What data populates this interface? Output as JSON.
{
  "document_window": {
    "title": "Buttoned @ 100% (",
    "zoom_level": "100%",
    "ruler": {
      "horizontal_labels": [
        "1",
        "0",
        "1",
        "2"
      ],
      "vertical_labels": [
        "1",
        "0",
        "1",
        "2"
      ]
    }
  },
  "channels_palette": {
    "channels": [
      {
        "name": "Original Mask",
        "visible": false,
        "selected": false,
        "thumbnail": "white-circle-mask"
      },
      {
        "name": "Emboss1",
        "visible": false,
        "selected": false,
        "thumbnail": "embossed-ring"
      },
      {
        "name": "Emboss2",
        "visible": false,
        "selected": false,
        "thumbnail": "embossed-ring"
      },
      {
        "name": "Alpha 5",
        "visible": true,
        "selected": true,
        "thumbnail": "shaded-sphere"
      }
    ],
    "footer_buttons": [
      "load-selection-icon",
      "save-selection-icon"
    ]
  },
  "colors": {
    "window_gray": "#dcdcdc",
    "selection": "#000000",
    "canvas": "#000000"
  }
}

### Task instructions
Every line of the records above needs to be given again exactly.

### Answer to this task
What data populates this interface? Output as JSON.
{
  "document_window": {
    "title": "Buttoned @ 100% (",
    "zoom_level": "100%",
    "ruler": {
      "horizontal_labels": [
        "1",
        "0",
        "1",
        "2"
      ],
      "vertical_labels": [
        "1",
        "0",
        "1",
        "2"
      ]
    }
  },
  "channels_palette": {
    "channels": [
      {
        "name": "Original Mask",
        "visible": false,
        "selected": false,
        "thumbnail": "white-circle-mask"
      },
      {
        "name": "Emboss1",
        "visible": false,
        "selected": false,
        "thumbnail": "embossed-ring"
      },
      {
        "name": "Emboss2",
        "visible": false,
        "selected": false,
        "thumbnail": "embossed-ring"
      },
      {
        "name": "Alpha 5",
        "visible": true,
        "selected": true,
        "thumbnail": "shaded-sphere"
      }
    ],
    "footer_buttons": [
      "load-selection-icon",
      "save-selection-icon"
    ]
  },
  "colors": {
    "window_gray": "#dcdcdc",
    "selection": "#000000",
    "canvas": "#000000"
  }
}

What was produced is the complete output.